**Exercise directions:**
Keep the images out and copy every entry below exactly.

---------- Entries provided ----------

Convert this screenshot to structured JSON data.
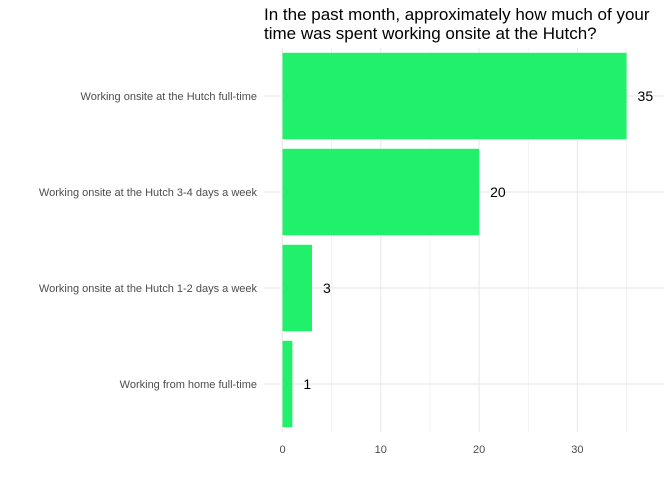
{
  "chart_data": {
    "type": "bar",
    "orientation": "horizontal",
    "title_lines": [
      "In the past month, approximately how much of your",
      "time was spent working onsite at the Hutch?"
    ],
    "categories": [
      "Working onsite at the Hutch full-time",
      "Working onsite at the Hutch 3-4 days a week",
      "Working onsite at the Hutch 1-2 days a week",
      "Working from home full-time"
    ],
    "values": [
      35,
      20,
      3,
      1
    ],
    "xlim": [
      0,
      36
    ],
    "xticks": [
      0,
      10,
      20,
      30
    ],
    "xlabel": "",
    "ylabel": "",
    "grid": true,
    "bar_color": "#21f06a",
    "grid_color": "#ebebeb",
    "label_color": "#4d4d4d"
  }
}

----------

**The completed task:**
Convert this screenshot to structured JSON data.
{
  "chart_data": {
    "type": "bar",
    "orientation": "horizontal",
    "title_lines": [
      "In the past month, approximately how much of your",
      "time was spent working onsite at the Hutch?"
    ],
    "categories": [
      "Working onsite at the Hutch full-time",
      "Working onsite at the Hutch 3-4 days a week",
      "Working onsite at the Hutch 1-2 days a week",
      "Working from home full-time"
    ],
    "values": [
      35,
      20,
      3,
      1
    ],
    "xlim": [
      0,
      36
    ],
    "xticks": [
      0,
      10,
      20,
      30
    ],
    "xlabel": "",
    "ylabel": "",
    "grid": true,
    "bar_color": "#21f06a",
    "grid_color": "#ebebeb",
    "label_color": "#4d4d4d"
  }
}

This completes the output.